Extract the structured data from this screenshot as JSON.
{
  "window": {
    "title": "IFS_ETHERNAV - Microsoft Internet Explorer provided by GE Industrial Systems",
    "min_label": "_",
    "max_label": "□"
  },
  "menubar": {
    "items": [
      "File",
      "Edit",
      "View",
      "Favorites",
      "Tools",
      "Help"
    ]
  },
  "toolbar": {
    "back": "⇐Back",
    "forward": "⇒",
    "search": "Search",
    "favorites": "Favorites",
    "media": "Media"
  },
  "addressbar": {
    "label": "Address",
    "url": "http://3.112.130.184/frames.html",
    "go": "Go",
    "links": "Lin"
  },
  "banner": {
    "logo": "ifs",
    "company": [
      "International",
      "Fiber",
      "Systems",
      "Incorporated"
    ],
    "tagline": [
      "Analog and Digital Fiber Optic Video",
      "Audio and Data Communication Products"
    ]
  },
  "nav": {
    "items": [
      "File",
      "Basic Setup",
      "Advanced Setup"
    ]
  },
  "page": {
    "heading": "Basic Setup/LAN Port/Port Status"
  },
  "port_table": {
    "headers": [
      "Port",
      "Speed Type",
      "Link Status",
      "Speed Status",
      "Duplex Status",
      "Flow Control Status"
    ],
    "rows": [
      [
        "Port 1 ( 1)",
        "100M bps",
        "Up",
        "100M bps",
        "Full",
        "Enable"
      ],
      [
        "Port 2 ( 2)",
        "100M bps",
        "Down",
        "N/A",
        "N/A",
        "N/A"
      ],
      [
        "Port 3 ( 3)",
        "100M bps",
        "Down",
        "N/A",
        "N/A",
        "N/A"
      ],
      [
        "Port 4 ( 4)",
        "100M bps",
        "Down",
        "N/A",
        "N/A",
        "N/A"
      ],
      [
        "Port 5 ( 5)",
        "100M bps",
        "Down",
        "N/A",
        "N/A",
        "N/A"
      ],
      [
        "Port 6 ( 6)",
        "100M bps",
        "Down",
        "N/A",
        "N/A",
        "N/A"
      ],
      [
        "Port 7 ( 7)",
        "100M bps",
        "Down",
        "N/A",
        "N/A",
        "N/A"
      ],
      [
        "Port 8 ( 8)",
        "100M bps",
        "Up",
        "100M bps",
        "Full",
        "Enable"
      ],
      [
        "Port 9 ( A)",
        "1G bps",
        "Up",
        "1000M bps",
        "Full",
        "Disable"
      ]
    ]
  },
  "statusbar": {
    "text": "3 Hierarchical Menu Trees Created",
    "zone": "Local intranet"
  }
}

» SET TASK
Take the lines above and print them exactly.

» TASK ANSWER
Extract the structured data from this screenshot as JSON.
{
  "window": {
    "title": "IFS_ETHERNAV - Microsoft Internet Explorer provided by GE Industrial Systems",
    "min_label": "_",
    "max_label": "□"
  },
  "menubar": {
    "items": [
      "File",
      "Edit",
      "View",
      "Favorites",
      "Tools",
      "Help"
    ]
  },
  "toolbar": {
    "back": "⇐Back",
    "forward": "⇒",
    "search": "Search",
    "favorites": "Favorites",
    "media": "Media"
  },
  "addressbar": {
    "label": "Address",
    "url": "http://3.112.130.184/frames.html",
    "go": "Go",
    "links": "Lin"
  },
  "banner": {
    "logo": "ifs",
    "company": [
      "International",
      "Fiber",
      "Systems",
      "Incorporated"
    ],
    "tagline": [
      "Analog and Digital Fiber Optic Video",
      "Audio and Data Communication Products"
    ]
  },
  "nav": {
    "items": [
      "File",
      "Basic Setup",
      "Advanced Setup"
    ]
  },
  "page": {
    "heading": "Basic Setup/LAN Port/Port Status"
  },
  "port_table": {
    "headers": [
      "Port",
      "Speed Type",
      "Link Status",
      "Speed Status",
      "Duplex Status",
      "Flow Control Status"
    ],
    "rows": [
      [
        "Port 1 ( 1)",
        "100M bps",
        "Up",
        "100M bps",
        "Full",
        "Enable"
      ],
      [
        "Port 2 ( 2)",
        "100M bps",
        "Down",
        "N/A",
        "N/A",
        "N/A"
      ],
      [
        "Port 3 ( 3)",
        "100M bps",
        "Down",
        "N/A",
        "N/A",
        "N/A"
      ],
      [
        "Port 4 ( 4)",
        "100M bps",
        "Down",
        "N/A",
        "N/A",
        "N/A"
      ],
      [
        "Port 5 ( 5)",
        "100M bps",
        "Down",
        "N/A",
        "N/A",
        "N/A"
      ],
      [
        "Port 6 ( 6)",
        "100M bps",
        "Down",
        "N/A",
        "N/A",
        "N/A"
      ],
      [
        "Port 7 ( 7)",
        "100M bps",
        "Down",
        "N/A",
        "N/A",
        "N/A"
      ],
      [
        "Port 8 ( 8)",
        "100M bps",
        "Up",
        "100M bps",
        "Full",
        "Enable"
      ],
      [
        "Port 9 ( A)",
        "1G bps",
        "Up",
        "1000M bps",
        "Full",
        "Disable"
      ]
    ]
  },
  "statusbar": {
    "text": "3 Hierarchical Menu Trees Created",
    "zone": "Local intranet"
  }
}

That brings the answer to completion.